# Stated task:
Locate the word "kubeconfig" in the entries below, then gather every line that holds it.

++++ Dataset entries ++++

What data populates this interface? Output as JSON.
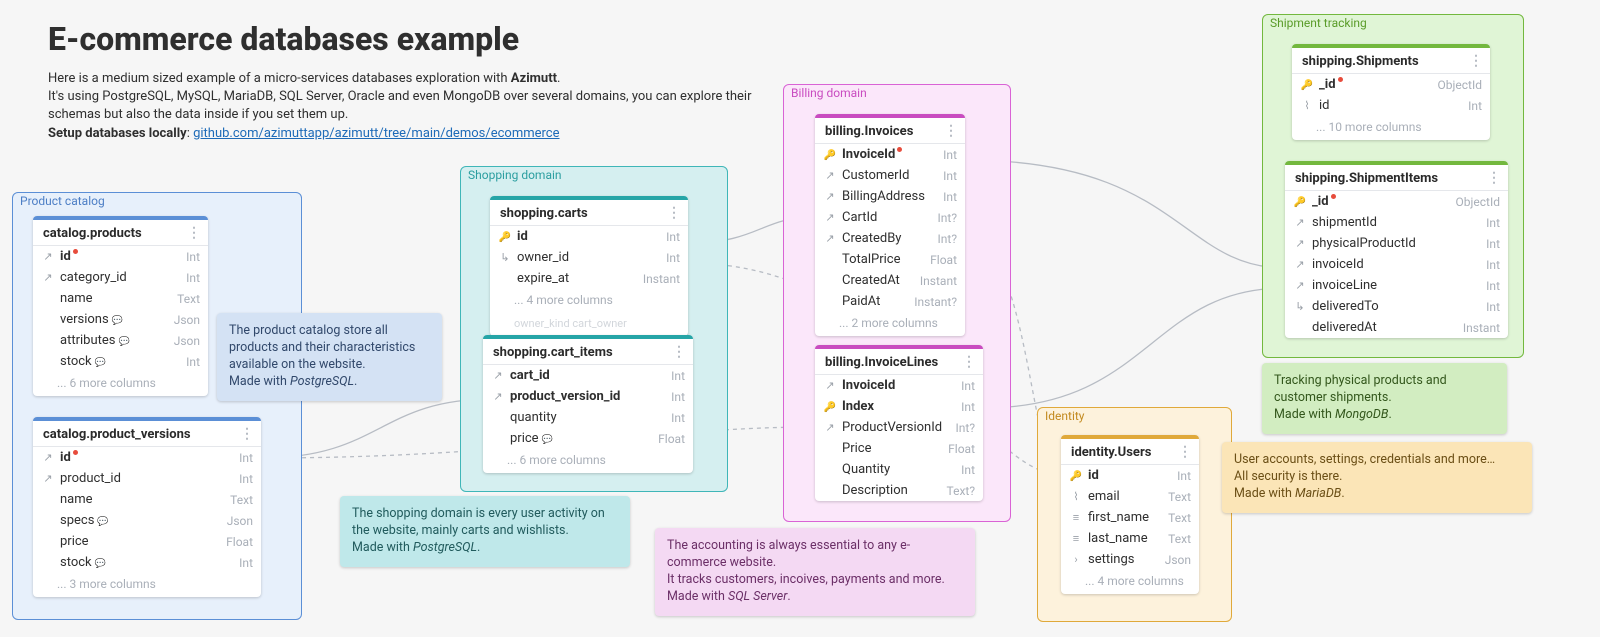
{
  "header": {
    "title": "E-commerce databases example",
    "intro_line1_a": "Here is a medium sized example of a micro-services databases exploration with ",
    "intro_line1_b": "Azimutt",
    "intro_line1_c": ".",
    "intro_line2": "It's using PostgreSQL, MySQL, MariaDB, SQL Server, Oracle and even MongoDB over several domains, you can explore their schemas but also the data inside if you set them up.",
    "setup_label": "Setup databases locally",
    "setup_link": "github.com/azimuttapp/azimutt/tree/main/demos/ecommerce"
  },
  "domains": {
    "catalog": {
      "title": "Product catalog"
    },
    "shopping": {
      "title": "Shopping domain"
    },
    "billing": {
      "title": "Billing domain"
    },
    "identity": {
      "title": "Identity"
    },
    "shipping": {
      "title": "Shipment tracking"
    }
  },
  "tables": {
    "products": {
      "name": "catalog.products",
      "rows": [
        {
          "ic": "fk",
          "nm": "id",
          "ty": "Int",
          "bold": true,
          "dot": true
        },
        {
          "ic": "fk",
          "nm": "category_id",
          "ty": "Int"
        },
        {
          "ic": "",
          "nm": "name",
          "ty": "Text"
        },
        {
          "ic": "",
          "nm": "versions",
          "ty": "Json",
          "bubble": true
        },
        {
          "ic": "",
          "nm": "attributes",
          "ty": "Json",
          "bubble": true
        },
        {
          "ic": "",
          "nm": "stock",
          "ty": "Int",
          "bubble": true
        }
      ],
      "more": "... 6 more columns"
    },
    "product_versions": {
      "name": "catalog.product_versions",
      "rows": [
        {
          "ic": "fk",
          "nm": "id",
          "ty": "Int",
          "bold": true,
          "dot": true
        },
        {
          "ic": "fk",
          "nm": "product_id",
          "ty": "Int"
        },
        {
          "ic": "",
          "nm": "name",
          "ty": "Text"
        },
        {
          "ic": "",
          "nm": "specs",
          "ty": "Json",
          "bubble": true
        },
        {
          "ic": "",
          "nm": "price",
          "ty": "Float"
        },
        {
          "ic": "",
          "nm": "stock",
          "ty": "Int",
          "bubble": true
        }
      ],
      "more": "... 3 more columns"
    },
    "carts": {
      "name": "shopping.carts",
      "rows": [
        {
          "ic": "key",
          "nm": "id",
          "ty": "Int",
          "bold": true
        },
        {
          "ic": "in",
          "nm": "owner_id",
          "ty": "Int"
        },
        {
          "ic": "",
          "nm": "expire_at",
          "ty": "Instant"
        }
      ],
      "more": "... 4 more columns",
      "ghost": "owner_kind         cart_owner"
    },
    "cart_items": {
      "name": "shopping.cart_items",
      "rows": [
        {
          "ic": "fk",
          "nm": "cart_id",
          "ty": "Int",
          "bold": true
        },
        {
          "ic": "fk",
          "nm": "product_version_id",
          "ty": "Int",
          "bold": true
        },
        {
          "ic": "",
          "nm": "quantity",
          "ty": "Int"
        },
        {
          "ic": "",
          "nm": "price",
          "ty": "Float",
          "bubble": true
        }
      ],
      "more": "... 6 more columns"
    },
    "invoices": {
      "name": "billing.Invoices",
      "rows": [
        {
          "ic": "key",
          "nm": "InvoiceId",
          "ty": "Int",
          "bold": true,
          "dot": true
        },
        {
          "ic": "fk",
          "nm": "CustomerId",
          "ty": "Int"
        },
        {
          "ic": "fk",
          "nm": "BillingAddress",
          "ty": "Int"
        },
        {
          "ic": "fk",
          "nm": "CartId",
          "ty": "Int?"
        },
        {
          "ic": "fk",
          "nm": "CreatedBy",
          "ty": "Int?"
        },
        {
          "ic": "",
          "nm": "TotalPrice",
          "ty": "Float"
        },
        {
          "ic": "",
          "nm": "CreatedAt",
          "ty": "Instant"
        },
        {
          "ic": "",
          "nm": "PaidAt",
          "ty": "Instant?"
        }
      ],
      "more": "... 2 more columns"
    },
    "invoice_lines": {
      "name": "billing.InvoiceLines",
      "rows": [
        {
          "ic": "fk",
          "nm": "InvoiceId",
          "ty": "Int",
          "bold": true
        },
        {
          "ic": "key",
          "nm": "Index",
          "ty": "Int",
          "bold": true
        },
        {
          "ic": "fk",
          "nm": "ProductVersionId",
          "ty": "Int?"
        },
        {
          "ic": "",
          "nm": "Price",
          "ty": "Float"
        },
        {
          "ic": "",
          "nm": "Quantity",
          "ty": "Int"
        },
        {
          "ic": "",
          "nm": "Description",
          "ty": "Text?"
        }
      ]
    },
    "users": {
      "name": "identity.Users",
      "rows": [
        {
          "ic": "key",
          "nm": "id",
          "ty": "Int",
          "bold": true
        },
        {
          "ic": "wifi",
          "nm": "email",
          "ty": "Text"
        },
        {
          "ic": "list",
          "nm": "first_name",
          "ty": "Text"
        },
        {
          "ic": "list",
          "nm": "last_name",
          "ty": "Text"
        },
        {
          "ic": "ang",
          "nm": "settings",
          "ty": "Json"
        }
      ],
      "more": "... 4 more columns"
    },
    "shipments": {
      "name": "shipping.Shipments",
      "rows": [
        {
          "ic": "key",
          "nm": "_id",
          "ty": "ObjectId",
          "bold": true,
          "dot": true
        },
        {
          "ic": "wifi",
          "nm": "id",
          "ty": "Int"
        }
      ],
      "more": "... 10 more columns"
    },
    "shipment_items": {
      "name": "shipping.ShipmentItems",
      "rows": [
        {
          "ic": "key",
          "nm": "_id",
          "ty": "ObjectId",
          "bold": true,
          "dot": true
        },
        {
          "ic": "fk",
          "nm": "shipmentId",
          "ty": "Int"
        },
        {
          "ic": "fk",
          "nm": "physicalProductId",
          "ty": "Int"
        },
        {
          "ic": "fk",
          "nm": "invoiceId",
          "ty": "Int"
        },
        {
          "ic": "fk",
          "nm": "invoiceLine",
          "ty": "Int"
        },
        {
          "ic": "in",
          "nm": "deliveredTo",
          "ty": "Int"
        },
        {
          "ic": "",
          "nm": "deliveredAt",
          "ty": "Instant"
        }
      ]
    }
  },
  "notes": {
    "catalog": "The product catalog store all products and their characteristics available on the website.\nMade with PostgreSQL.",
    "shopping": "The shopping domain is every user activity on the website, mainly carts and wishlists.\nMade with PostgreSQL.",
    "billing": "The accounting is always essential to any e-commerce website.\nIt tracks customers, incoives, payments and more.\nMade with SQL Server.",
    "identity": "User accounts, settings, credentials and more…\nAll security is there.\nMade with MariaDB.",
    "shipping": "Tracking physical products and customer shipments.\nMade with MongoDB."
  }
}
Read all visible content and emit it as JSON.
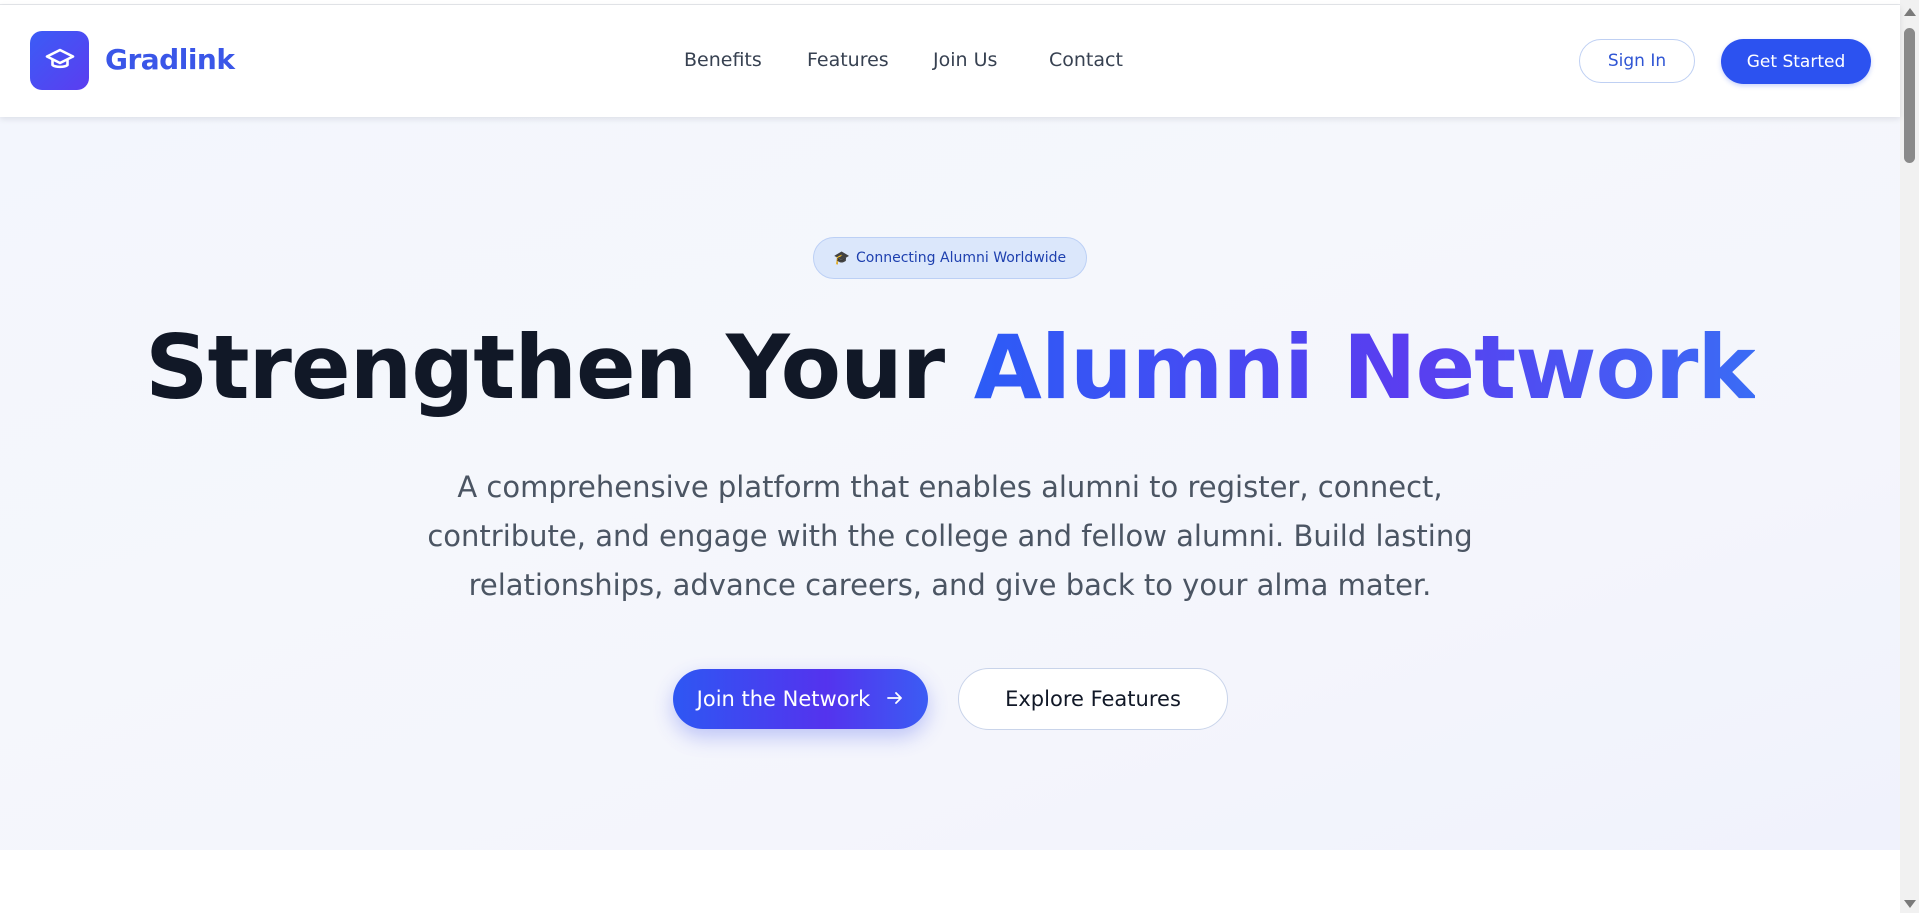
{
  "brand": {
    "name": "Gradlink",
    "logo_icon": "graduation-cap-icon"
  },
  "nav": {
    "links": [
      "Benefits",
      "Features",
      "Join Us",
      "Contact"
    ]
  },
  "auth": {
    "sign_in": "Sign In",
    "get_started": "Get Started"
  },
  "hero": {
    "badge_icon": "🎓",
    "badge_text": "Connecting Alumni Worldwide",
    "headline_plain": "Strengthen Your ",
    "headline_accent": "Alumni Network",
    "subtext": "A comprehensive platform that enables alumni to register, connect, contribute, and engage with the college and fellow alumni. Build lasting relationships, advance careers, and give back to your alma mater.",
    "primary_cta": "Join the Network",
    "primary_cta_icon": "arrow-right-icon",
    "secondary_cta": "Explore Features"
  },
  "colors": {
    "brand_blue": "#2c52f0",
    "accent_purple": "#5a3df0",
    "heading": "#111827"
  }
}
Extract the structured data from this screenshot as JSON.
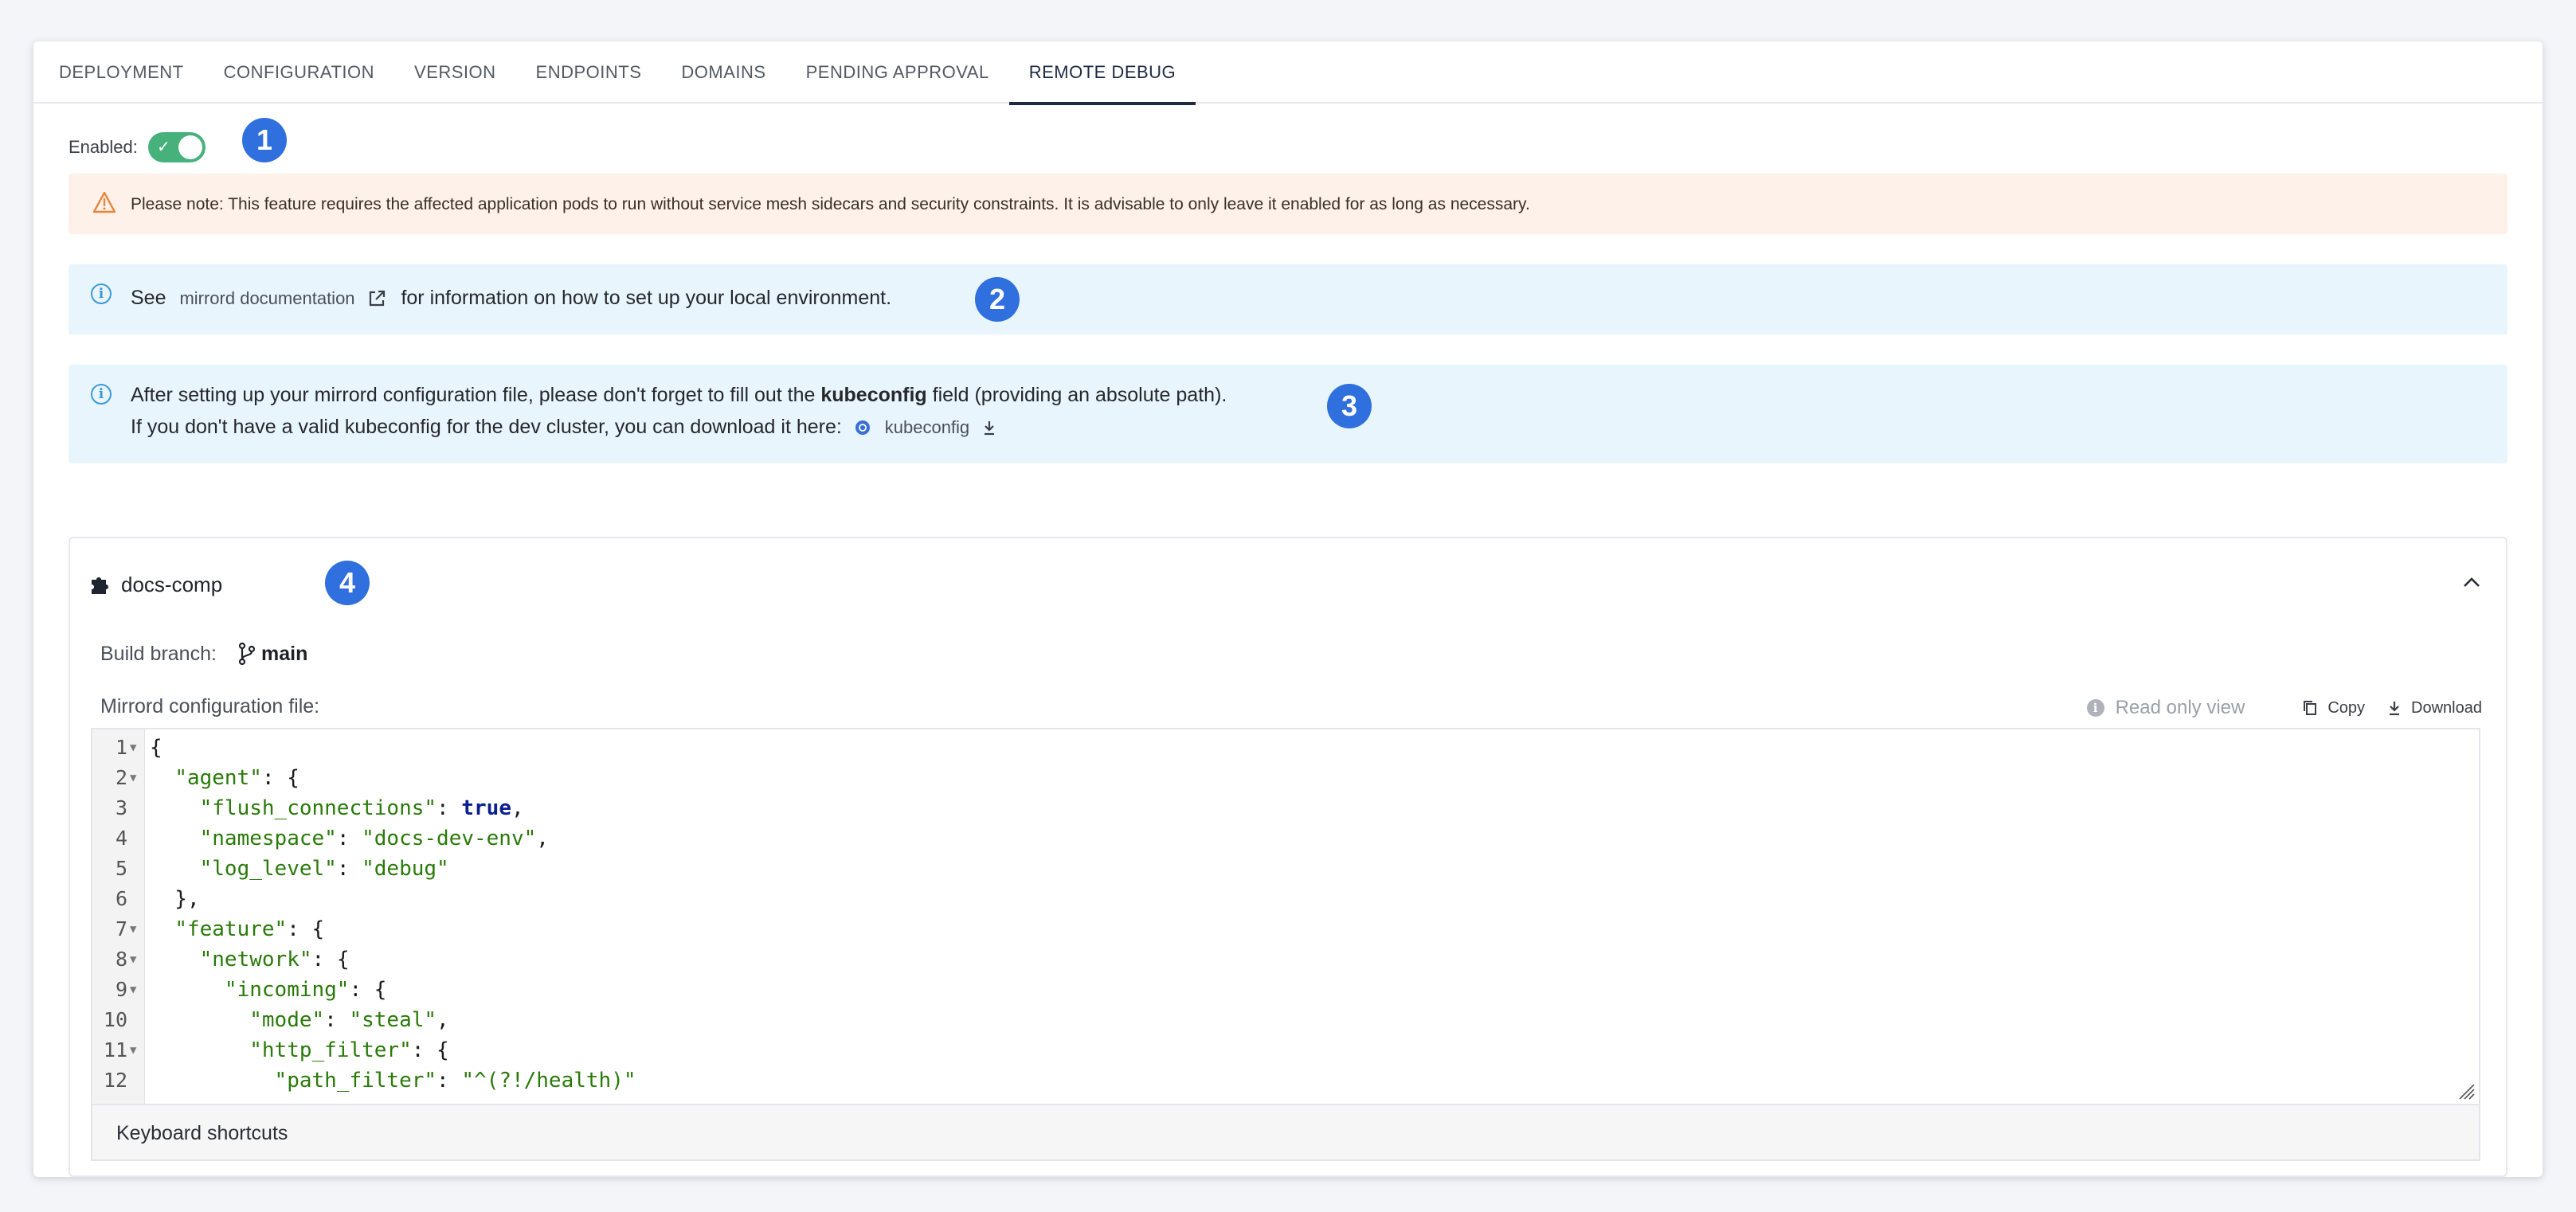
{
  "tabs": [
    {
      "label": "DEPLOYMENT"
    },
    {
      "label": "CONFIGURATION"
    },
    {
      "label": "VERSION"
    },
    {
      "label": "ENDPOINTS"
    },
    {
      "label": "DOMAINS"
    },
    {
      "label": "PENDING APPROVAL"
    },
    {
      "label": "REMOTE DEBUG",
      "active": true
    }
  ],
  "enabled": {
    "label": "Enabled:",
    "checked": true,
    "check_glyph": "✓"
  },
  "markers": [
    "1",
    "2",
    "3",
    "4"
  ],
  "warning": {
    "icon": "warning-triangle-icon",
    "text": "Please note: This feature requires the affected application pods to run without service mesh sidecars and security constraints. It is advisable to only leave it enabled for as long as necessary."
  },
  "doc_info": {
    "prefix": "See",
    "link_label": "mirrord documentation",
    "suffix": "for information on how to set up your local environment."
  },
  "kube_info": {
    "line1_prefix": "After setting up your mirrord configuration file, please don't forget to fill out the",
    "line1_bold": "kubeconfig",
    "line1_suffix": "field (providing an absolute path).",
    "line2_prefix": "If you don't have a valid kubeconfig for the dev cluster, you can download it here:",
    "download_label": "kubeconfig"
  },
  "component": {
    "name": "docs-comp",
    "build_branch_label": "Build branch:",
    "branch": "main",
    "file_label": "Mirrord configuration file:",
    "read_only_label": "Read only view",
    "copy_label": "Copy",
    "download_label": "Download",
    "keyboard_shortcuts_label": "Keyboard shortcuts"
  },
  "code_lines": [
    {
      "n": "1",
      "fold": true
    },
    {
      "n": "2",
      "fold": true
    },
    {
      "n": "3",
      "fold": false
    },
    {
      "n": "4",
      "fold": false
    },
    {
      "n": "5",
      "fold": false
    },
    {
      "n": "6",
      "fold": false
    },
    {
      "n": "7",
      "fold": true
    },
    {
      "n": "8",
      "fold": true
    },
    {
      "n": "9",
      "fold": true
    },
    {
      "n": "10",
      "fold": false
    },
    {
      "n": "11",
      "fold": true
    },
    {
      "n": "12",
      "fold": false
    }
  ],
  "code_tokens": {
    "agent": "\"agent\"",
    "flush_connections": "\"flush_connections\"",
    "true": "true",
    "namespace": "\"namespace\"",
    "namespace_val": "\"docs-dev-env\"",
    "log_level": "\"log_level\"",
    "log_level_val": "\"debug\"",
    "feature": "\"feature\"",
    "network": "\"network\"",
    "incoming": "\"incoming\"",
    "mode": "\"mode\"",
    "mode_val": "\"steal\"",
    "http_filter": "\"http_filter\"",
    "path_filter": "\"path_filter\"",
    "path_filter_val": "\"^(?!/health)\""
  },
  "colors": {
    "accent": "#1e2a44",
    "toggle_on": "#46b17b",
    "marker": "#2f6fde",
    "info_bg": "#e9f5fc",
    "warn_bg": "#fdf1ea"
  }
}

++++

# Exercise response:
    "line1_bold": "kubeconfig",
    "line2_prefix": "If you don't have a valid kubeconfig for the dev cluster, you can download it here:",
    "download_label": "kubeconfig"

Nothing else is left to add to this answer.